--- START OF Available records ---

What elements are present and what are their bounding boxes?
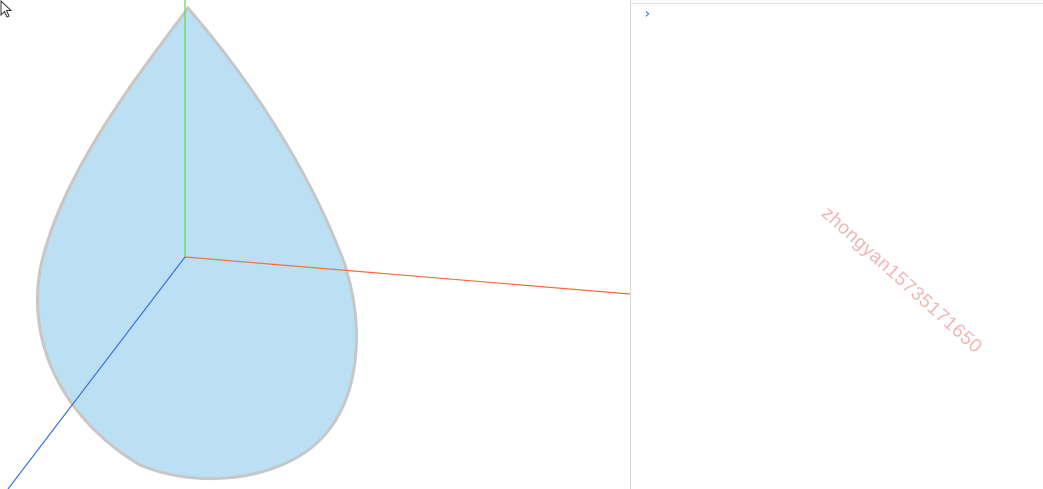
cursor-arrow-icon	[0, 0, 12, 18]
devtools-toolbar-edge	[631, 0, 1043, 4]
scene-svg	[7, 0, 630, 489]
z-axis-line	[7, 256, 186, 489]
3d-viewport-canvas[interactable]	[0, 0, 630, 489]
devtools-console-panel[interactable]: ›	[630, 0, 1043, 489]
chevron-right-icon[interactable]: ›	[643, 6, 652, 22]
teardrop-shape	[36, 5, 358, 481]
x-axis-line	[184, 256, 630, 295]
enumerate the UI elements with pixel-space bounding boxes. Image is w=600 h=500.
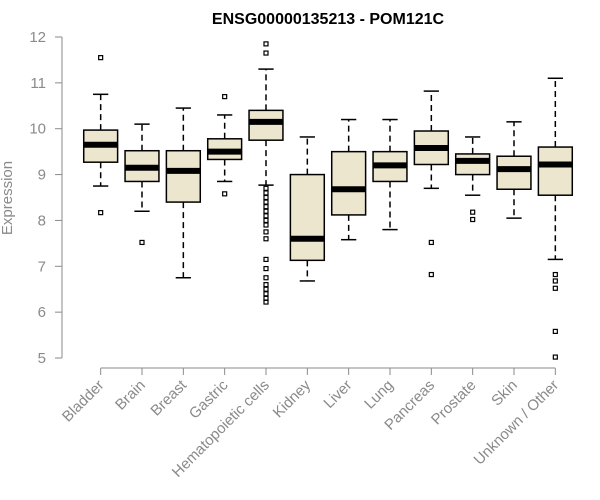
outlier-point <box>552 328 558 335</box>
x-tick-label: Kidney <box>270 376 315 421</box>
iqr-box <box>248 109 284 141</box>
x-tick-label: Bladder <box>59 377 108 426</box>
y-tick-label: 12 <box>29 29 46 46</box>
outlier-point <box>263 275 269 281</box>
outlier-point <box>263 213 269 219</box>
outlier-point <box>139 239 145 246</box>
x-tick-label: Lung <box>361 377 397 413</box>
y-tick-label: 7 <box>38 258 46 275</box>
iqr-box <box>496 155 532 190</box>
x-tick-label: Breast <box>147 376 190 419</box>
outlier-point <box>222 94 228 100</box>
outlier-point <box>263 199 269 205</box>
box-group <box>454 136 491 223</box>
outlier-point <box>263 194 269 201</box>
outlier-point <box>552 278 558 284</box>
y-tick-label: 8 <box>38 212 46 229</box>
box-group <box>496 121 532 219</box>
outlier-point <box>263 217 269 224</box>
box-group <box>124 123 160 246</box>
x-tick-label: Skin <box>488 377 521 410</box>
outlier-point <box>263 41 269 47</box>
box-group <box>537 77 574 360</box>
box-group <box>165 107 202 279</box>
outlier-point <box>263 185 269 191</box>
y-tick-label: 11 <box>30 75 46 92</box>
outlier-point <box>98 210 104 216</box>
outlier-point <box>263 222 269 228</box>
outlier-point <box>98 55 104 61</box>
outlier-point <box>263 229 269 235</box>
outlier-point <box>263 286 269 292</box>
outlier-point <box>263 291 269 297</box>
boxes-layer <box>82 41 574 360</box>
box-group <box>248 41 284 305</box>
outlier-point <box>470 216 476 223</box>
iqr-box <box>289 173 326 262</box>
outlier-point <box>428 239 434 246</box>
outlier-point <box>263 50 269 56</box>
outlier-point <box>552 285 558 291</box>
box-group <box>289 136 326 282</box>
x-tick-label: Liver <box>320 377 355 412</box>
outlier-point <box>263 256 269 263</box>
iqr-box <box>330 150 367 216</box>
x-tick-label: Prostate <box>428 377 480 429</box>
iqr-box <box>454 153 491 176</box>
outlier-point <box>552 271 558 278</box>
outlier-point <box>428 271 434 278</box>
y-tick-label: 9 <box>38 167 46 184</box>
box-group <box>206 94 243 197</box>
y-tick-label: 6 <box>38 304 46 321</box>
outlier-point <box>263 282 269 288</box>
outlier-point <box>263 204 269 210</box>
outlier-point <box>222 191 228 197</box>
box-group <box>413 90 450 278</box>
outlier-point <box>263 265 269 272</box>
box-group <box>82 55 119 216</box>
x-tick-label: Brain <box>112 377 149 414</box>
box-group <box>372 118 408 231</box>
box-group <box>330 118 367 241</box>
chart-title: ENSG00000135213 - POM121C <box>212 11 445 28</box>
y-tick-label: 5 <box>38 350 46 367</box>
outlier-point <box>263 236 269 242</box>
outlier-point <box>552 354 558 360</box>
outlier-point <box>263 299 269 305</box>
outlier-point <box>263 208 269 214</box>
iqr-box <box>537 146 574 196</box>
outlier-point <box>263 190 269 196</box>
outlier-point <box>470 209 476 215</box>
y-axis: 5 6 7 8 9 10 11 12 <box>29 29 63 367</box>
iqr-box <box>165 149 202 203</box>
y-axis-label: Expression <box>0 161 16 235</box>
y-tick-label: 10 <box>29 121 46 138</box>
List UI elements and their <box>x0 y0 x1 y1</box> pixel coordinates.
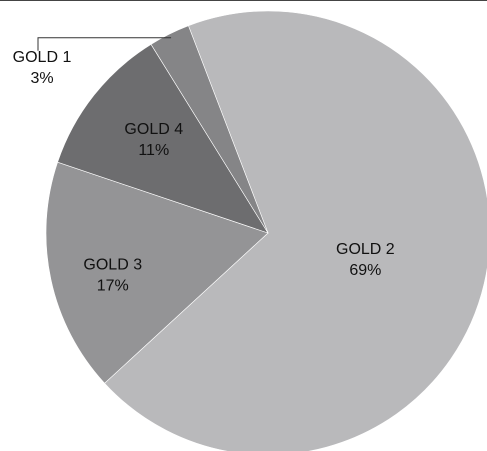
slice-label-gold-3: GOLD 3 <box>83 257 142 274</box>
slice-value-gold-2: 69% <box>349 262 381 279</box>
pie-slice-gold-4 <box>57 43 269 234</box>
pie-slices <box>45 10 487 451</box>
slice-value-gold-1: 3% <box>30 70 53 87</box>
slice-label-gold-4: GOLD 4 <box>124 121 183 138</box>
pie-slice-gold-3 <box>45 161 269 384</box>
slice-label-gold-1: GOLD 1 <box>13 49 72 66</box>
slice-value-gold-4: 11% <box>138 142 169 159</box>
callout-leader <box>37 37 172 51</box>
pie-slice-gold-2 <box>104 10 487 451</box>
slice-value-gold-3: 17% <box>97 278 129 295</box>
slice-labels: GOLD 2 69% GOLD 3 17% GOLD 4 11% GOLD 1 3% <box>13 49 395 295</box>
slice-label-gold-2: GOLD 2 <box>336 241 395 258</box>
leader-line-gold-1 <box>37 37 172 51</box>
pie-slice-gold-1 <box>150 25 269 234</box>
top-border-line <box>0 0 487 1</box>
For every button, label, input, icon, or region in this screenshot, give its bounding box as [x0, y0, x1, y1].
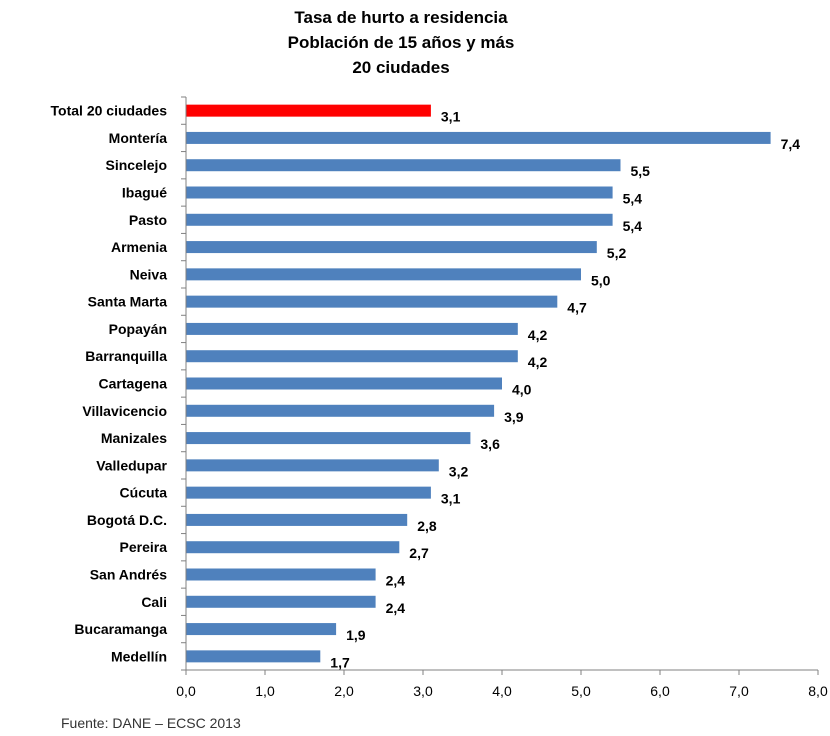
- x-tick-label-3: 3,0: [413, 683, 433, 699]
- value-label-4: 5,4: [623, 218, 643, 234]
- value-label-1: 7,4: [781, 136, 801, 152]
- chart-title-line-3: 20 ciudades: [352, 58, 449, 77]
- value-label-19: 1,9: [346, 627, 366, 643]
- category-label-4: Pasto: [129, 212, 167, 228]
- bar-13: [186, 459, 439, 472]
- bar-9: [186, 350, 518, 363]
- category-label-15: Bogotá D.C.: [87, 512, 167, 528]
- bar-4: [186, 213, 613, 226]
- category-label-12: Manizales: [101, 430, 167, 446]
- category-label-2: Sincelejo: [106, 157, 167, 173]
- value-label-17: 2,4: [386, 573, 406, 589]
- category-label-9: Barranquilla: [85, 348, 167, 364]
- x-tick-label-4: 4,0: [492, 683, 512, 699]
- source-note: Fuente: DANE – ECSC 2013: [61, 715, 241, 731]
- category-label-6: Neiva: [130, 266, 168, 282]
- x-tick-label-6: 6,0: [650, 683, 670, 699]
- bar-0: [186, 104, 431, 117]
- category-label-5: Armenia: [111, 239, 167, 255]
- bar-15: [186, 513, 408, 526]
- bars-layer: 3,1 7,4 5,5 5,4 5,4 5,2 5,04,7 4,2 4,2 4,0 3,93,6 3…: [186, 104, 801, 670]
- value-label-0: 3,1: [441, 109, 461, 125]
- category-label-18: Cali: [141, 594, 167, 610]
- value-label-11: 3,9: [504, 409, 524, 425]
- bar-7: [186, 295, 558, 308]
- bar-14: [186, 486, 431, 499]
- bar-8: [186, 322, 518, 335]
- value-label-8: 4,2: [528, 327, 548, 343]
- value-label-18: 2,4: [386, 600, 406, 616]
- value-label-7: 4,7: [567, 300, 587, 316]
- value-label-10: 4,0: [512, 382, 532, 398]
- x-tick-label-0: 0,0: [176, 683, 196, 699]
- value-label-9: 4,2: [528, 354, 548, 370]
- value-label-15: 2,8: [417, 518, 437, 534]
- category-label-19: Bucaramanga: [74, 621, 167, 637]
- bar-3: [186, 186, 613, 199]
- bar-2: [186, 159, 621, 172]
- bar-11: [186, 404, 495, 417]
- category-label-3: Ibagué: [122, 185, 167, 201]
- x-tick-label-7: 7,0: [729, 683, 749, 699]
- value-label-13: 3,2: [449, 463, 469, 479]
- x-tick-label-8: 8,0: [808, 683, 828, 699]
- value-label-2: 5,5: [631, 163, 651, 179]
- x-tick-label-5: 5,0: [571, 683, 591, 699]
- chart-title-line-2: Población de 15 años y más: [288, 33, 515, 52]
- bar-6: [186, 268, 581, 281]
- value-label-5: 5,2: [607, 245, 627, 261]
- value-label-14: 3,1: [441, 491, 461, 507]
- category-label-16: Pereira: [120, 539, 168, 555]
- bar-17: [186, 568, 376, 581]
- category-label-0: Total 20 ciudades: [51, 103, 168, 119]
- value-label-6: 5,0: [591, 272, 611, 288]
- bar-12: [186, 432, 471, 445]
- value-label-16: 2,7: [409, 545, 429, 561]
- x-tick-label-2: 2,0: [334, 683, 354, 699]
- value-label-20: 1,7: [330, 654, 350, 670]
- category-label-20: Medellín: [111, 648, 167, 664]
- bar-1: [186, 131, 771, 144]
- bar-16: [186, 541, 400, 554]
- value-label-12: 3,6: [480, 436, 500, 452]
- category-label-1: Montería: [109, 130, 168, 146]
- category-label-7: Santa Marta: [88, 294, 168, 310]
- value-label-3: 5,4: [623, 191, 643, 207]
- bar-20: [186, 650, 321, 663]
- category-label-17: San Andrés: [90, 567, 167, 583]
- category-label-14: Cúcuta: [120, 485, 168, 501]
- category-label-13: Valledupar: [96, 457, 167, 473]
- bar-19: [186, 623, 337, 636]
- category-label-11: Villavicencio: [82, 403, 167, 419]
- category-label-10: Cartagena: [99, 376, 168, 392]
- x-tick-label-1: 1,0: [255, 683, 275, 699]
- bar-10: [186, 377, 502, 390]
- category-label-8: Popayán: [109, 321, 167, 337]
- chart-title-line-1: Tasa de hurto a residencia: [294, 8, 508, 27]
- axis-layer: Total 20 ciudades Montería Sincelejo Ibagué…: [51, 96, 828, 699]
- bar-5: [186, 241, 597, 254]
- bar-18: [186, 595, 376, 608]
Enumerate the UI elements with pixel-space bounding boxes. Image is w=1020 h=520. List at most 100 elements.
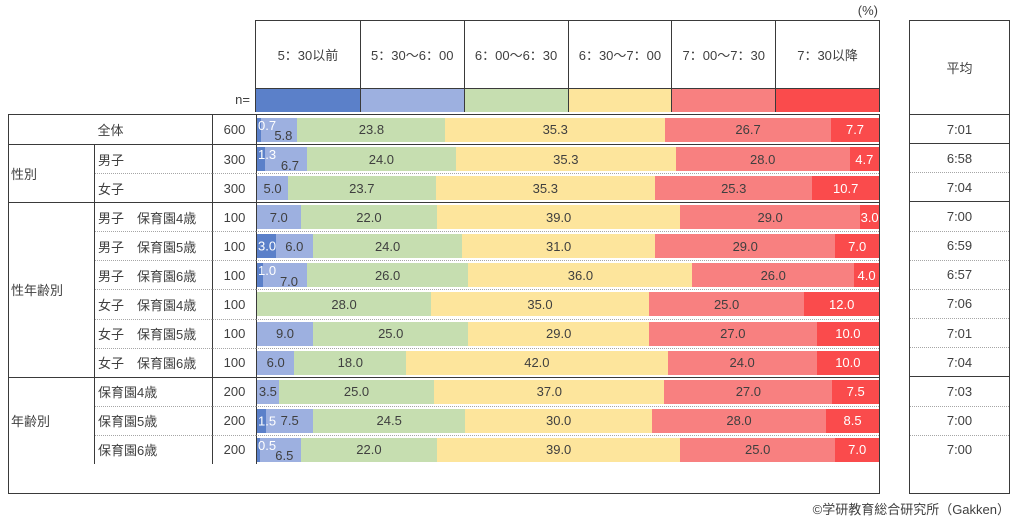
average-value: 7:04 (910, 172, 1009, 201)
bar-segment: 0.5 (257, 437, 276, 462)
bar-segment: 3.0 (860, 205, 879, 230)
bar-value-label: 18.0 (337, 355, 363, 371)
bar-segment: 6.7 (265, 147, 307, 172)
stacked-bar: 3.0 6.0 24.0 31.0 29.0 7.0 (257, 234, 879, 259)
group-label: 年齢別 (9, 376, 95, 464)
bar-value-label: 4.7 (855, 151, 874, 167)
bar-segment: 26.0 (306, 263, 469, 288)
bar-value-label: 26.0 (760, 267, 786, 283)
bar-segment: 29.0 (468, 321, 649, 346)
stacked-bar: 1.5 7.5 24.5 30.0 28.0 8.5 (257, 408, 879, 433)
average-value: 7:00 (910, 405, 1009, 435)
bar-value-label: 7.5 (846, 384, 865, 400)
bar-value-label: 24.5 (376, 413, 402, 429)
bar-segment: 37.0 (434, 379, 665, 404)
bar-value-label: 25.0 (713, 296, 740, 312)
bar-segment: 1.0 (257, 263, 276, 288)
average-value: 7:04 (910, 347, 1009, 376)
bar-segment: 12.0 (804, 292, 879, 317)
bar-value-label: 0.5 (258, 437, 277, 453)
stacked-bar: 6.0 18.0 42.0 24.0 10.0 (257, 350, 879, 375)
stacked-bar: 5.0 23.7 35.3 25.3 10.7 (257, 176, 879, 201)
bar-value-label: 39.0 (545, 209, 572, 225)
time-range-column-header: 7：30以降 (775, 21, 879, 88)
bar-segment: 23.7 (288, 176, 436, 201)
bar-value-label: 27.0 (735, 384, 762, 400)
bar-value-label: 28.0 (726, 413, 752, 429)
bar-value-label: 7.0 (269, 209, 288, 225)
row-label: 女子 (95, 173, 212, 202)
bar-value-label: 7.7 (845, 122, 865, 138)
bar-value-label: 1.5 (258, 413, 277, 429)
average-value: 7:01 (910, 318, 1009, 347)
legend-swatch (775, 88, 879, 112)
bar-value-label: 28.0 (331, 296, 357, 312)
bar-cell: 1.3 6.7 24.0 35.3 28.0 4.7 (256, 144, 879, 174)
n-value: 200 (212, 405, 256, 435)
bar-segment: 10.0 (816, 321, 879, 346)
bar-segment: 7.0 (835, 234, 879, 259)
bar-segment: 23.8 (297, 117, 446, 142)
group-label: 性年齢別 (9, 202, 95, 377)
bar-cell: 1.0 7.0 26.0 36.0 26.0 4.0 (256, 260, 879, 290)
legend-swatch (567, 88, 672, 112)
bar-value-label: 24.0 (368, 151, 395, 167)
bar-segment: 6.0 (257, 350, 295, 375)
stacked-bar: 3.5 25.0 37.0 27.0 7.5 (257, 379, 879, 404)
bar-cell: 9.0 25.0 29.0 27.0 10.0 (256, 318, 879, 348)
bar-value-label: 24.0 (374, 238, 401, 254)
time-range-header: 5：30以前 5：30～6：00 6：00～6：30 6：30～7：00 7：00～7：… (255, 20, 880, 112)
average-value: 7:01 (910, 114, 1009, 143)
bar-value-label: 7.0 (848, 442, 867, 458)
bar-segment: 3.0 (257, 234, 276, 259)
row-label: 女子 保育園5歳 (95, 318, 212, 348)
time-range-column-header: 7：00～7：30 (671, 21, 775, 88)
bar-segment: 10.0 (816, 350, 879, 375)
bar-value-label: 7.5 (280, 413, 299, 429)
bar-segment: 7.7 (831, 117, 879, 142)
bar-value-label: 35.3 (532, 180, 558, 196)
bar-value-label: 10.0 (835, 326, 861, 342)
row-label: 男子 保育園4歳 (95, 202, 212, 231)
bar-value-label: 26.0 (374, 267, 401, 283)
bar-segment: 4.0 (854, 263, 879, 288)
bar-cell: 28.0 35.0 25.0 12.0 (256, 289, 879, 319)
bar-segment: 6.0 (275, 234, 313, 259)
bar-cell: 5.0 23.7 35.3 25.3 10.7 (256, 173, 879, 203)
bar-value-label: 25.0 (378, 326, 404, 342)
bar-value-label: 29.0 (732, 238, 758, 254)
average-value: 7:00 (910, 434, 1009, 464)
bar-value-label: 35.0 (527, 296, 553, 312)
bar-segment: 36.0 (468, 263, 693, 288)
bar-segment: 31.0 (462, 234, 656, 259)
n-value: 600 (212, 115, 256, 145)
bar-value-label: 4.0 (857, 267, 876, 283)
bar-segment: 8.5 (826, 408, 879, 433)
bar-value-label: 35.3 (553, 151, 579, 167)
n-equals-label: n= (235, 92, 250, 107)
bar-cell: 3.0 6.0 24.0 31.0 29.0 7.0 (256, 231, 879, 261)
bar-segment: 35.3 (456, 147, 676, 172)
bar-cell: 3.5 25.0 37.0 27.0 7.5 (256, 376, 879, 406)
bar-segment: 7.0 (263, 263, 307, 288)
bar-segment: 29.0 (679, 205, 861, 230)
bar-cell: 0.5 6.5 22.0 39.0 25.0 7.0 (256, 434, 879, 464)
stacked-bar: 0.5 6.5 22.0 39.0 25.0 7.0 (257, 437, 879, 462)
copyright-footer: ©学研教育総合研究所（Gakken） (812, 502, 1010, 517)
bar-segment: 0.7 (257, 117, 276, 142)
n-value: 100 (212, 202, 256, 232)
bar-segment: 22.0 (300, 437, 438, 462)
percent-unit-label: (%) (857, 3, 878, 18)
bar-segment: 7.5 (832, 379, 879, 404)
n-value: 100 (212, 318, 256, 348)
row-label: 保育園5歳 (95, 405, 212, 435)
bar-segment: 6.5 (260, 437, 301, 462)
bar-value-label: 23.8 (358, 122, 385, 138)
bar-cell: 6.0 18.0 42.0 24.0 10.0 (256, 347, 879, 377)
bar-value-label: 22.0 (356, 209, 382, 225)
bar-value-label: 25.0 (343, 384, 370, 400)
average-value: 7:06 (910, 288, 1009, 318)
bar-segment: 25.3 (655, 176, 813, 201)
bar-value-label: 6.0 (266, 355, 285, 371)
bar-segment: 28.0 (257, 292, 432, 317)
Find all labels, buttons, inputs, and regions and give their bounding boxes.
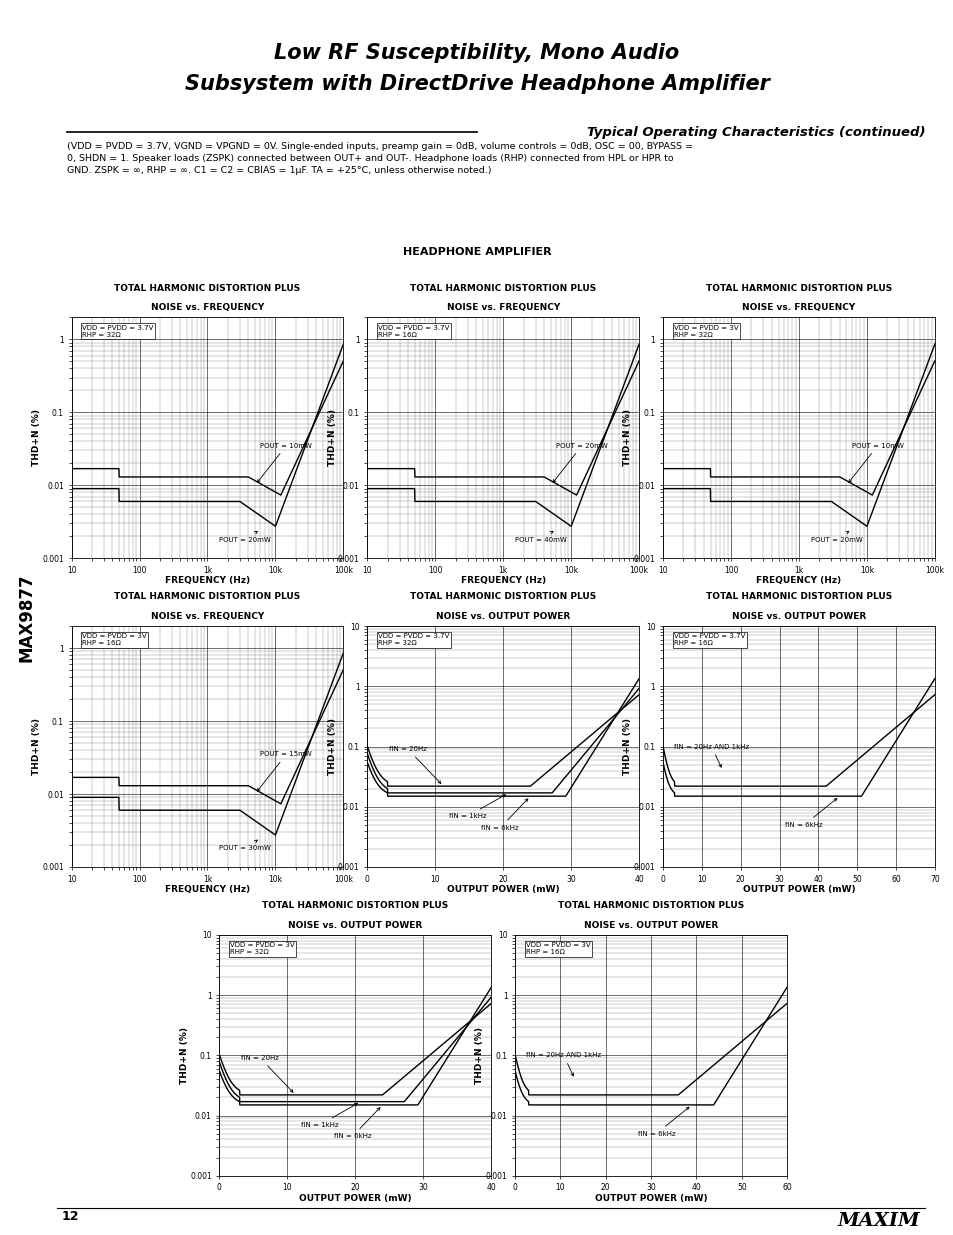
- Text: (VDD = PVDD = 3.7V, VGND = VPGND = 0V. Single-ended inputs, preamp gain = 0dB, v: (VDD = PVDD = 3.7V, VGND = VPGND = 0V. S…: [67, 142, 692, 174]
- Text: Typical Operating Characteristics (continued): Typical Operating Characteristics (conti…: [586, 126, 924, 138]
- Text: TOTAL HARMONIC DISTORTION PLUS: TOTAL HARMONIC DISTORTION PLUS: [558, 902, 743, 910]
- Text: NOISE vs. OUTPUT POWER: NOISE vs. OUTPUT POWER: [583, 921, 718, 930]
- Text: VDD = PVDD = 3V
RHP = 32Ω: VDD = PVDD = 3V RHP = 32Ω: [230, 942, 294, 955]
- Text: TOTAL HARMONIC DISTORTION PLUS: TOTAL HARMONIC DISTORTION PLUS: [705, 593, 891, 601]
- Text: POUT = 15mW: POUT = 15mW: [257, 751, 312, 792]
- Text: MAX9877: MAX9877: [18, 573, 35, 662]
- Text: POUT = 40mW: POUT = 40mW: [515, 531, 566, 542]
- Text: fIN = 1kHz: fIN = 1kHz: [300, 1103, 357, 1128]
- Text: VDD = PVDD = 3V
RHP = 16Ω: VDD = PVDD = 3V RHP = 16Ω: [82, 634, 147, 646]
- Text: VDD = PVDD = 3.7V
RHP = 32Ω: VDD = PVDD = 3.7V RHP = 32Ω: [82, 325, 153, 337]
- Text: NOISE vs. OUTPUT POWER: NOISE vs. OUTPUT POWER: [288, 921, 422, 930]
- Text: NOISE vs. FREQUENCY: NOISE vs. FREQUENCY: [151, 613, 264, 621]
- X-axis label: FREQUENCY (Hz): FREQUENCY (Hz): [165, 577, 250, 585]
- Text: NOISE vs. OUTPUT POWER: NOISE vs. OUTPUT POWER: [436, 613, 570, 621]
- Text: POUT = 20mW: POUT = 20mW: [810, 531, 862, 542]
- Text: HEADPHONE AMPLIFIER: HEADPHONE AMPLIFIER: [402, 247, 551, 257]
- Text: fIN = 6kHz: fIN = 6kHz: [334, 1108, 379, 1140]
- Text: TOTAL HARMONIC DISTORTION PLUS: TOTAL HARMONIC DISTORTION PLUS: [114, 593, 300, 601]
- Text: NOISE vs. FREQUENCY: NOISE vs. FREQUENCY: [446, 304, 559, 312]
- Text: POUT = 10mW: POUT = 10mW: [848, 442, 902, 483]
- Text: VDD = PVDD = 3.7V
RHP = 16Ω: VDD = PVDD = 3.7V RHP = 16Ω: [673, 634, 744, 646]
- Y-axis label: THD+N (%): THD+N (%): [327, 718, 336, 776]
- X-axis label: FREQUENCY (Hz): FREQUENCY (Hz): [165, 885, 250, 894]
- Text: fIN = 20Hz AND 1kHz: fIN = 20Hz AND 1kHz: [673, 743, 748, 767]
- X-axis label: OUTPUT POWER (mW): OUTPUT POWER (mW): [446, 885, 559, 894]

--- END OF Available records ---

Directive:
Rewrite the lines from the start through the line with "is w=600 h=500.", putting "pear-shape" wherever "teardrop-shape" appears and leaving the rest unchanged. Leave out the pictures.

Written response:
What elements are present and what are their bounding boxes?
cursor-arrow-icon	[0, 0, 12, 18]
devtools-toolbar-edge	[631, 0, 1043, 4]
scene-svg	[7, 0, 630, 489]
z-axis-line	[7, 256, 186, 489]
3d-viewport-canvas[interactable]	[0, 0, 630, 489]
devtools-console-panel[interactable]: ›	[630, 0, 1043, 489]
chevron-right-icon[interactable]: ›	[643, 6, 652, 22]
pear-shape	[36, 5, 358, 481]
x-axis-line	[184, 256, 630, 295]
enumerate the UI elements with pixel-space bounding boxes. Image is w=600 h=500.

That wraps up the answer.